TASK GOAL ▸ Exactly repeat the full listing that follows.

Dataset entries on figures

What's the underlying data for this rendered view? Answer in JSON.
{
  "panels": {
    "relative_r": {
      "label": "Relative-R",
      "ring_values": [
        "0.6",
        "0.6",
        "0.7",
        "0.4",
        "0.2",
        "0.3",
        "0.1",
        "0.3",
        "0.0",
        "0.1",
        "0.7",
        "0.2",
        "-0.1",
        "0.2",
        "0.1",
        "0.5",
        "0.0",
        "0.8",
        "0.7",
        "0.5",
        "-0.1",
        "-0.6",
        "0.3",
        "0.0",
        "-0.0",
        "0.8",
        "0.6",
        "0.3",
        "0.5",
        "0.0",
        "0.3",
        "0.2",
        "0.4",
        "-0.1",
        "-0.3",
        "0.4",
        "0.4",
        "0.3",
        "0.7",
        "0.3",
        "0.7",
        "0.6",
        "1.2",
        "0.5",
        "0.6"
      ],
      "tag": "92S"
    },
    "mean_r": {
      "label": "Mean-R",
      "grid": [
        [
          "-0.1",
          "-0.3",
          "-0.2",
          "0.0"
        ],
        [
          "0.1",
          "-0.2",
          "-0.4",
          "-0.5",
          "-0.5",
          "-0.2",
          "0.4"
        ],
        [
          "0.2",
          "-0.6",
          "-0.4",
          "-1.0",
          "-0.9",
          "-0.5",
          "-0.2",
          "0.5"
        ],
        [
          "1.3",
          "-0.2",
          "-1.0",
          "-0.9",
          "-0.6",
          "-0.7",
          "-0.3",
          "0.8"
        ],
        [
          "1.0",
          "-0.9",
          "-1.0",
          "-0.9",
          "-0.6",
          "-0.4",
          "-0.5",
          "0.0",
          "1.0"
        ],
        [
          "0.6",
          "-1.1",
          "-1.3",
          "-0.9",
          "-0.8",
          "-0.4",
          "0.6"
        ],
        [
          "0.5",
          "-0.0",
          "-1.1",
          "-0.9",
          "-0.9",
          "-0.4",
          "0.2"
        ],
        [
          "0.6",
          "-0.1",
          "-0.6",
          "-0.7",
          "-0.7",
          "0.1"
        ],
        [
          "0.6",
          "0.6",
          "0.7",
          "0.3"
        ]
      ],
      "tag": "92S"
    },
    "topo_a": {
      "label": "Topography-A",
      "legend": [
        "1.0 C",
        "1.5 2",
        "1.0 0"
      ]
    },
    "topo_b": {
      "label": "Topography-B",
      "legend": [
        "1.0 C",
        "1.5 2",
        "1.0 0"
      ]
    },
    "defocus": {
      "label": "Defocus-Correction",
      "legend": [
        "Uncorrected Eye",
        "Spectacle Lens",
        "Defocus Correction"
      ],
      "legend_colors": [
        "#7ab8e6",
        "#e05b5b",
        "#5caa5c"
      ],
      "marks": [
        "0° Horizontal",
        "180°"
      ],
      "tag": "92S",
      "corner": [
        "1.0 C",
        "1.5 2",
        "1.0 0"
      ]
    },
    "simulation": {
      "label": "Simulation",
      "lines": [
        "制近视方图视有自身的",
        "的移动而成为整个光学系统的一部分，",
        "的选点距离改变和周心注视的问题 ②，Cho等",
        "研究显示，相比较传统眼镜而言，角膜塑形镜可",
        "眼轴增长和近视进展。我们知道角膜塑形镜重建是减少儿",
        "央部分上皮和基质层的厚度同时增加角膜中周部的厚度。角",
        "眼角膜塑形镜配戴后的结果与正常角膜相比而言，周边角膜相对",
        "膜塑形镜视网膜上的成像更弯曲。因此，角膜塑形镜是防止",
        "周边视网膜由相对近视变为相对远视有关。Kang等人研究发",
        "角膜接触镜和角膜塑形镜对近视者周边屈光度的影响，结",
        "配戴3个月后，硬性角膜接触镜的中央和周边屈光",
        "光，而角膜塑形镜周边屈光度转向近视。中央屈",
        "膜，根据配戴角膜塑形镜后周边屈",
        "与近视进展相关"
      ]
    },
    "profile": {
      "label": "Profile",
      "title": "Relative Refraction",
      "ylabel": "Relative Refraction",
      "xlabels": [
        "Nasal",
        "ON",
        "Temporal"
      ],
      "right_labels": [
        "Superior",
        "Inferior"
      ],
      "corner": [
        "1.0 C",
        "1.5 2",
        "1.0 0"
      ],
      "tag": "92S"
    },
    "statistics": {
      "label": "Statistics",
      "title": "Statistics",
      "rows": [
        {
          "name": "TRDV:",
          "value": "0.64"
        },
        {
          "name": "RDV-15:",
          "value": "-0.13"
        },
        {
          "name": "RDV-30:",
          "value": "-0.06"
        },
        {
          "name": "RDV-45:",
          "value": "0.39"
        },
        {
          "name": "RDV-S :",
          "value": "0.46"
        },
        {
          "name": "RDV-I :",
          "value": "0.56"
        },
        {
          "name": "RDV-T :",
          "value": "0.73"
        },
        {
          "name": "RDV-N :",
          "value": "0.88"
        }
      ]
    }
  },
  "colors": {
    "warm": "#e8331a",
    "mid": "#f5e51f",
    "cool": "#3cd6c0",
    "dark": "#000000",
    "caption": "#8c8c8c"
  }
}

THE REPLY ▸
What's the underlying data for this rendered view? Answer in JSON.
{
  "panels": {
    "relative_r": {
      "label": "Relative-R",
      "ring_values": [
        "0.6",
        "0.6",
        "0.7",
        "0.4",
        "0.2",
        "0.3",
        "0.1",
        "0.3",
        "0.0",
        "0.1",
        "0.7",
        "0.2",
        "-0.1",
        "0.2",
        "0.1",
        "0.5",
        "0.0",
        "0.8",
        "0.7",
        "0.5",
        "-0.1",
        "-0.6",
        "0.3",
        "0.0",
        "-0.0",
        "0.8",
        "0.6",
        "0.3",
        "0.5",
        "0.0",
        "0.3",
        "0.2",
        "0.4",
        "-0.1",
        "-0.3",
        "0.4",
        "0.4",
        "0.3",
        "0.7",
        "0.3",
        "0.7",
        "0.6",
        "1.2",
        "0.5",
        "0.6"
      ],
      "tag": "92S"
    },
    "mean_r": {
      "label": "Mean-R",
      "grid": [
        [
          "-0.1",
          "-0.3",
          "-0.2",
          "0.0"
        ],
        [
          "0.1",
          "-0.2",
          "-0.4",
          "-0.5",
          "-0.5",
          "-0.2",
          "0.4"
        ],
        [
          "0.2",
          "-0.6",
          "-0.4",
          "-1.0",
          "-0.9",
          "-0.5",
          "-0.2",
          "0.5"
        ],
        [
          "1.3",
          "-0.2",
          "-1.0",
          "-0.9",
          "-0.6",
          "-0.7",
          "-0.3",
          "0.8"
        ],
        [
          "1.0",
          "-0.9",
          "-1.0",
          "-0.9",
          "-0.6",
          "-0.4",
          "-0.5",
          "0.0",
          "1.0"
        ],
        [
          "0.6",
          "-1.1",
          "-1.3",
          "-0.9",
          "-0.8",
          "-0.4",
          "0.6"
        ],
        [
          "0.5",
          "-0.0",
          "-1.1",
          "-0.9",
          "-0.9",
          "-0.4",
          "0.2"
        ],
        [
          "0.6",
          "-0.1",
          "-0.6",
          "-0.7",
          "-0.7",
          "0.1"
        ],
        [
          "0.6",
          "0.6",
          "0.7",
          "0.3"
        ]
      ],
      "tag": "92S"
    },
    "topo_a": {
      "label": "Topography-A",
      "legend": [
        "1.0 C",
        "1.5 2",
        "1.0 0"
      ]
    },
    "topo_b": {
      "label": "Topography-B",
      "legend": [
        "1.0 C",
        "1.5 2",
        "1.0 0"
      ]
    },
    "defocus": {
      "label": "Defocus-Correction",
      "legend": [
        "Uncorrected Eye",
        "Spectacle Lens",
        "Defocus Correction"
      ],
      "legend_colors": [
        "#7ab8e6",
        "#e05b5b",
        "#5caa5c"
      ],
      "marks": [
        "0° Horizontal",
        "180°"
      ],
      "tag": "92S",
      "corner": [
        "1.0 C",
        "1.5 2",
        "1.0 0"
      ]
    },
    "simulation": {
      "label": "Simulation",
      "lines": [
        "制近视方图视有自身的",
        "的移动而成为整个光学系统的一部分，",
        "的选点距离改变和周心注视的问题 ②，Cho等",
        "研究显示，相比较传统眼镜而言，角膜塑形镜可",
        "眼轴增长和近视进展。我们知道角膜塑形镜重建是减少儿",
        "央部分上皮和基质层的厚度同时增加角膜中周部的厚度。角",
        "眼角膜塑形镜配戴后的结果与正常角膜相比而言，周边角膜相对",
        "膜塑形镜视网膜上的成像更弯曲。因此，角膜塑形镜是防止",
        "周边视网膜由相对近视变为相对远视有关。Kang等人研究发",
        "角膜接触镜和角膜塑形镜对近视者周边屈光度的影响，结",
        "配戴3个月后，硬性角膜接触镜的中央和周边屈光",
        "光，而角膜塑形镜周边屈光度转向近视。中央屈",
        "膜，根据配戴角膜塑形镜后周边屈",
        "与近视进展相关"
      ]
    },
    "profile": {
      "label": "Profile",
      "title": "Relative Refraction",
      "ylabel": "Relative Refraction",
      "xlabels": [
        "Nasal",
        "ON",
        "Temporal"
      ],
      "right_labels": [
        "Superior",
        "Inferior"
      ],
      "corner": [
        "1.0 C",
        "1.5 2",
        "1.0 0"
      ],
      "tag": "92S"
    },
    "statistics": {
      "label": "Statistics",
      "title": "Statistics",
      "rows": [
        {
          "name": "TRDV:",
          "value": "0.64"
        },
        {
          "name": "RDV-15:",
          "value": "-0.13"
        },
        {
          "name": "RDV-30:",
          "value": "-0.06"
        },
        {
          "name": "RDV-45:",
          "value": "0.39"
        },
        {
          "name": "RDV-S :",
          "value": "0.46"
        },
        {
          "name": "RDV-I :",
          "value": "0.56"
        },
        {
          "name": "RDV-T :",
          "value": "0.73"
        },
        {
          "name": "RDV-N :",
          "value": "0.88"
        }
      ]
    }
  },
  "colors": {
    "warm": "#e8331a",
    "mid": "#f5e51f",
    "cool": "#3cd6c0",
    "dark": "#000000",
    "caption": "#8c8c8c"
  }
}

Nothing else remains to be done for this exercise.